* **GIVEN RECORDS**
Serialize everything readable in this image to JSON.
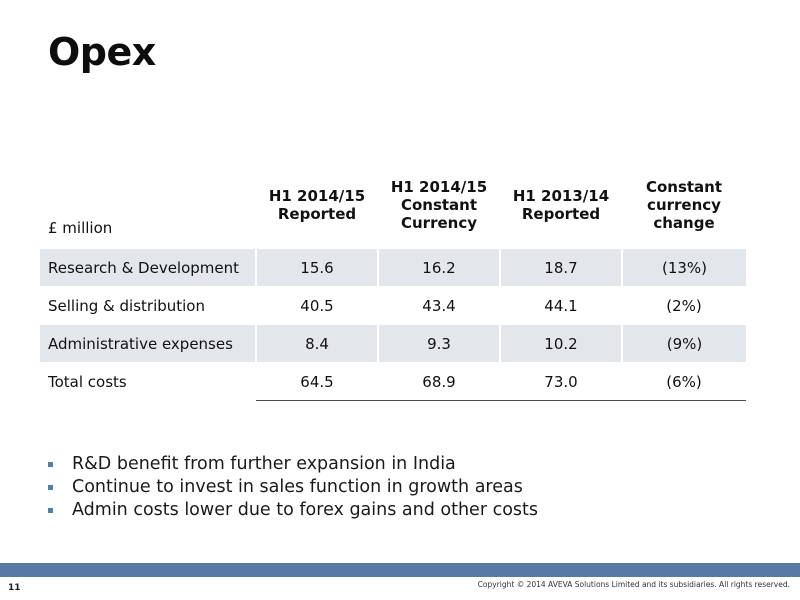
{
  "slide": {
    "title": "Opex",
    "page_number": "11",
    "copyright": "Copyright © 2014 AVEVA Solutions Limited and its subsidiaries. All rights reserved."
  },
  "table": {
    "row_header": "£ million",
    "columns": [
      "H1 2014/15 Reported",
      "H1 2014/15 Constant Currency",
      "H1 2013/14 Reported",
      "Constant currency change"
    ],
    "rows": [
      {
        "label": "Research & Development",
        "values": [
          "15.6",
          "16.2",
          "18.7",
          "(13%)"
        ]
      },
      {
        "label": "Selling & distribution",
        "values": [
          "40.5",
          "43.4",
          "44.1",
          "(2%)"
        ]
      },
      {
        "label": "Administrative expenses",
        "values": [
          "8.4",
          "9.3",
          "10.2",
          "(9%)"
        ]
      },
      {
        "label": "Total costs",
        "values": [
          "64.5",
          "68.9",
          "73.0",
          "(6%)"
        ]
      }
    ]
  },
  "bullets": [
    "R&D benefit from further expansion in India",
    "Continue to invest in sales function in growth areas",
    "Admin costs lower due to forex gains and other costs"
  ],
  "colors": {
    "row_shade": "#e3e7ec",
    "footer_bar": "#567aa3",
    "bullet_marker": "#4f7fb0"
  }
}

* **YOUR GOAL**
Look through the records and count each line that holds "Constant". Write only the total.

* **FULL SOLUTION**
2